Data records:
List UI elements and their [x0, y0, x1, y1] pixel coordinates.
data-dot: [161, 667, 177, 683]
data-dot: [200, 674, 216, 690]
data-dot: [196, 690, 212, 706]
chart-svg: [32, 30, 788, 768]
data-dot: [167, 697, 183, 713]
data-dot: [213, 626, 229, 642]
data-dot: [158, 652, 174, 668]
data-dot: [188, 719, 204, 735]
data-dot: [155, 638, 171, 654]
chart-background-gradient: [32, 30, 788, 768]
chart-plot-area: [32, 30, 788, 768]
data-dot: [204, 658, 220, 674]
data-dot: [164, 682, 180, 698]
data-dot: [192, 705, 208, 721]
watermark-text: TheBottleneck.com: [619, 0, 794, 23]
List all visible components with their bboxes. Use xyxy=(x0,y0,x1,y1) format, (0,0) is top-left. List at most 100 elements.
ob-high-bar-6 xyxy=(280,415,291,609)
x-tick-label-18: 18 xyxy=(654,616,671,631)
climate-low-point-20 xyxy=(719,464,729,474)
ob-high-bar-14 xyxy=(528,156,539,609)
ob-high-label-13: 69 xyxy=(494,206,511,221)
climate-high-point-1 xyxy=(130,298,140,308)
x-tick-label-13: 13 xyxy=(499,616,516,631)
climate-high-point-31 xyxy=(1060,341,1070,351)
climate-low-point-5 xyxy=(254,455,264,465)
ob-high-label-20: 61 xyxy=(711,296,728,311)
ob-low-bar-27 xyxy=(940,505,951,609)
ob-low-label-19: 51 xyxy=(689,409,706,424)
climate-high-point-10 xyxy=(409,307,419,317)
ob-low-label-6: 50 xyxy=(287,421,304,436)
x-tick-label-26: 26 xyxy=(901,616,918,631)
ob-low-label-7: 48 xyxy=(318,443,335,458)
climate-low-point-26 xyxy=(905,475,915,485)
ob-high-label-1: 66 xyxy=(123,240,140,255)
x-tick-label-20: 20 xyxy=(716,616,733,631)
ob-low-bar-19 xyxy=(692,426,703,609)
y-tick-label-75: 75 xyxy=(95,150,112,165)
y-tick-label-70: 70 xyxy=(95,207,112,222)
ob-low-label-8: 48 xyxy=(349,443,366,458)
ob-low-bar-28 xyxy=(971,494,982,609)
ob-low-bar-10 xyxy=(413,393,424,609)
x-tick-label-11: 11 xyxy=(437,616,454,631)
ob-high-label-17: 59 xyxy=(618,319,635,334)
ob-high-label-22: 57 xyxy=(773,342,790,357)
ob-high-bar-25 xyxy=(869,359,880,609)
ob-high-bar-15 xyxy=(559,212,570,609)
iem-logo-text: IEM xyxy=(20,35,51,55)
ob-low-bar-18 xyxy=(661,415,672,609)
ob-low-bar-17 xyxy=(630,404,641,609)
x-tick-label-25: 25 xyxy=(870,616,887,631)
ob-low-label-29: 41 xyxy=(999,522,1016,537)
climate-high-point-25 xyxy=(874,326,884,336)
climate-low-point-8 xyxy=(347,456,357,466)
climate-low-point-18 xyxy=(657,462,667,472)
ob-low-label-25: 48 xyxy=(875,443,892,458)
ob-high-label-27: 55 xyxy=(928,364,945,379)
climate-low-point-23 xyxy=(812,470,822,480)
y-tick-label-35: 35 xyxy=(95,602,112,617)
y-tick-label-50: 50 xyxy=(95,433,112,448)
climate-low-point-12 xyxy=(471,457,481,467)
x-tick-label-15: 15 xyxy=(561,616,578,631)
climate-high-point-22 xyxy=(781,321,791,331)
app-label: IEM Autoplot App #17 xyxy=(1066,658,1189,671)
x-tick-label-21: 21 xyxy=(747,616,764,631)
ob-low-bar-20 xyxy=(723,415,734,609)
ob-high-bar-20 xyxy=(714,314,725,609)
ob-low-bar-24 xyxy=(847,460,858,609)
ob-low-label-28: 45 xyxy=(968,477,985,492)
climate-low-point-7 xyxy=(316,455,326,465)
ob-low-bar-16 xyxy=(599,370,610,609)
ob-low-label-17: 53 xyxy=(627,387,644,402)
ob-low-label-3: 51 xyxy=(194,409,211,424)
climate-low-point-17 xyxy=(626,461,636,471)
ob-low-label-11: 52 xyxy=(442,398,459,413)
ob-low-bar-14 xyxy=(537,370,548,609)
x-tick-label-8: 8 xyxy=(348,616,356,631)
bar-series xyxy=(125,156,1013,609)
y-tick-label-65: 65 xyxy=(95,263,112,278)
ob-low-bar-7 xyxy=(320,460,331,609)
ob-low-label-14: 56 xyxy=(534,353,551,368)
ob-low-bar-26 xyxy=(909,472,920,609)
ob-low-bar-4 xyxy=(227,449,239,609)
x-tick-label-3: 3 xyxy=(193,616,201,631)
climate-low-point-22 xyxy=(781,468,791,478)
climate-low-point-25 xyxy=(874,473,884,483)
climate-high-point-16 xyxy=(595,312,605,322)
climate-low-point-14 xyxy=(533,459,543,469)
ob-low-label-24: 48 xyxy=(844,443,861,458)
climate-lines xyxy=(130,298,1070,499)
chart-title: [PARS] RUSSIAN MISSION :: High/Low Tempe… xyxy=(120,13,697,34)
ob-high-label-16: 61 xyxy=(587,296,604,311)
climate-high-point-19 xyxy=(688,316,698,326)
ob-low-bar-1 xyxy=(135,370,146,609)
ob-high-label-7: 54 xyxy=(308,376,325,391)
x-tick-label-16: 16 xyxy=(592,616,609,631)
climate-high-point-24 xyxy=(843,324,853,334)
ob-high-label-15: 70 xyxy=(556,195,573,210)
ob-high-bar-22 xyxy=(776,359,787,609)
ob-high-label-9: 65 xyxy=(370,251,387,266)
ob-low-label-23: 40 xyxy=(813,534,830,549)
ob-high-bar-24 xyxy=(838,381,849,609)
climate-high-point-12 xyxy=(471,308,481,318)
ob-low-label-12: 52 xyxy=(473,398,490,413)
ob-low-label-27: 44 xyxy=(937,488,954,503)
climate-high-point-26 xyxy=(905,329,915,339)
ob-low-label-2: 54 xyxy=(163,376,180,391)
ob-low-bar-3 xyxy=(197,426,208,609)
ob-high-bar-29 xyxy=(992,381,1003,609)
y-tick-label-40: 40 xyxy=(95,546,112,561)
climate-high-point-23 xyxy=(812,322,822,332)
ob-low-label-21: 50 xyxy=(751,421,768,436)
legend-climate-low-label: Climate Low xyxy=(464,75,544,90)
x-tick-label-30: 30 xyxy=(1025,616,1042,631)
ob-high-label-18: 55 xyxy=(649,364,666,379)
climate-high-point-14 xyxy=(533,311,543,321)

• DESCRIPTION OF THE TASK:
Reproduce every line of the items above without any changes.

• THE OUTPUT:
List UI elements and their [x0, y0, x1, y1] pixel coordinates.
data-dot: [161, 667, 177, 683]
data-dot: [200, 674, 216, 690]
data-dot: [196, 690, 212, 706]
chart-svg: [32, 30, 788, 768]
data-dot: [167, 697, 183, 713]
data-dot: [213, 626, 229, 642]
data-dot: [158, 652, 174, 668]
data-dot: [188, 719, 204, 735]
data-dot: [155, 638, 171, 654]
chart-background-gradient: [32, 30, 788, 768]
chart-plot-area: [32, 30, 788, 768]
data-dot: [204, 658, 220, 674]
data-dot: [164, 682, 180, 698]
data-dot: [192, 705, 208, 721]
watermark-text: TheBottleneck.com: [619, 0, 794, 23]
List all visible components with their bboxes. Use xyxy=(x0,y0,x1,y1) format, (0,0) is top-left. List at most 100 elements.
ob-high-bar-6 xyxy=(280,415,291,609)
x-tick-label-18: 18 xyxy=(654,616,671,631)
climate-low-point-20 xyxy=(719,464,729,474)
ob-high-bar-14 xyxy=(528,156,539,609)
ob-high-label-13: 69 xyxy=(494,206,511,221)
climate-high-point-1 xyxy=(130,298,140,308)
x-tick-label-13: 13 xyxy=(499,616,516,631)
climate-high-point-31 xyxy=(1060,341,1070,351)
climate-low-point-5 xyxy=(254,455,264,465)
ob-high-label-20: 61 xyxy=(711,296,728,311)
ob-low-bar-27 xyxy=(940,505,951,609)
ob-low-label-19: 51 xyxy=(689,409,706,424)
climate-high-point-10 xyxy=(409,307,419,317)
ob-low-label-6: 50 xyxy=(287,421,304,436)
x-tick-label-26: 26 xyxy=(901,616,918,631)
ob-low-label-7: 48 xyxy=(318,443,335,458)
climate-low-point-26 xyxy=(905,475,915,485)
ob-high-label-1: 66 xyxy=(123,240,140,255)
x-tick-label-20: 20 xyxy=(716,616,733,631)
ob-low-bar-19 xyxy=(692,426,703,609)
y-tick-label-75: 75 xyxy=(95,150,112,165)
y-tick-label-70: 70 xyxy=(95,207,112,222)
ob-low-label-8: 48 xyxy=(349,443,366,458)
ob-low-bar-28 xyxy=(971,494,982,609)
ob-low-bar-10 xyxy=(413,393,424,609)
x-tick-label-11: 11 xyxy=(437,616,454,631)
ob-high-label-17: 59 xyxy=(618,319,635,334)
ob-high-label-22: 57 xyxy=(773,342,790,357)
ob-high-bar-25 xyxy=(869,359,880,609)
ob-high-bar-15 xyxy=(559,212,570,609)
iem-logo-text: IEM xyxy=(20,35,51,55)
ob-low-bar-18 xyxy=(661,415,672,609)
ob-low-bar-17 xyxy=(630,404,641,609)
x-tick-label-25: 25 xyxy=(870,616,887,631)
ob-low-label-29: 41 xyxy=(999,522,1016,537)
climate-high-point-25 xyxy=(874,326,884,336)
climate-low-point-8 xyxy=(347,456,357,466)
climate-low-point-18 xyxy=(657,462,667,472)
ob-low-label-25: 48 xyxy=(875,443,892,458)
ob-high-label-27: 55 xyxy=(928,364,945,379)
climate-low-point-23 xyxy=(812,470,822,480)
y-tick-label-35: 35 xyxy=(95,602,112,617)
y-tick-label-50: 50 xyxy=(95,433,112,448)
climate-low-point-12 xyxy=(471,457,481,467)
x-tick-label-15: 15 xyxy=(561,616,578,631)
climate-high-point-22 xyxy=(781,321,791,331)
app-label: IEM Autoplot App #17 xyxy=(1066,658,1189,671)
x-tick-label-21: 21 xyxy=(747,616,764,631)
ob-low-bar-20 xyxy=(723,415,734,609)
ob-high-bar-20 xyxy=(714,314,725,609)
ob-low-bar-24 xyxy=(847,460,858,609)
ob-low-label-28: 45 xyxy=(968,477,985,492)
climate-low-point-7 xyxy=(316,455,326,465)
ob-low-bar-16 xyxy=(599,370,610,609)
ob-low-label-17: 53 xyxy=(627,387,644,402)
ob-low-label-3: 51 xyxy=(194,409,211,424)
climate-low-point-17 xyxy=(626,461,636,471)
ob-low-label-11: 52 xyxy=(442,398,459,413)
ob-low-bar-14 xyxy=(537,370,548,609)
x-tick-label-8: 8 xyxy=(348,616,356,631)
bar-series xyxy=(125,156,1013,609)
y-tick-label-65: 65 xyxy=(95,263,112,278)
ob-low-bar-7 xyxy=(320,460,331,609)
ob-low-label-14: 56 xyxy=(534,353,551,368)
ob-low-bar-26 xyxy=(909,472,920,609)
ob-low-bar-4 xyxy=(227,449,239,609)
x-tick-label-3: 3 xyxy=(193,616,201,631)
climate-low-point-22 xyxy=(781,468,791,478)
climate-low-point-25 xyxy=(874,473,884,483)
climate-high-point-16 xyxy=(595,312,605,322)
climate-low-point-14 xyxy=(533,459,543,469)
ob-low-label-24: 48 xyxy=(844,443,861,458)
climate-lines xyxy=(130,298,1070,499)
chart-title: [PARS] RUSSIAN MISSION :: High/Low Tempe… xyxy=(120,13,697,34)
ob-high-label-16: 61 xyxy=(587,296,604,311)
climate-high-point-19 xyxy=(688,316,698,326)
ob-low-bar-1 xyxy=(135,370,146,609)
ob-high-label-7: 54 xyxy=(308,376,325,391)
x-tick-label-16: 16 xyxy=(592,616,609,631)
climate-high-point-24 xyxy=(843,324,853,334)
ob-high-label-15: 70 xyxy=(556,195,573,210)
ob-high-bar-22 xyxy=(776,359,787,609)
ob-high-label-9: 65 xyxy=(370,251,387,266)
ob-low-label-23: 40 xyxy=(813,534,830,549)
ob-high-bar-24 xyxy=(838,381,849,609)
climate-high-point-12 xyxy=(471,308,481,318)
ob-low-label-12: 52 xyxy=(473,398,490,413)
ob-low-label-27: 44 xyxy=(937,488,954,503)
climate-high-point-26 xyxy=(905,329,915,339)
ob-low-label-2: 54 xyxy=(163,376,180,391)
ob-low-bar-3 xyxy=(197,426,208,609)
ob-high-bar-29 xyxy=(992,381,1003,609)
y-tick-label-40: 40 xyxy=(95,546,112,561)
climate-high-point-23 xyxy=(812,322,822,332)
ob-low-label-21: 50 xyxy=(751,421,768,436)
legend-climate-low-label: Climate Low xyxy=(464,75,544,90)
x-tick-label-30: 30 xyxy=(1025,616,1042,631)
ob-high-label-18: 55 xyxy=(649,364,666,379)
climate-high-point-14 xyxy=(533,311,543,321)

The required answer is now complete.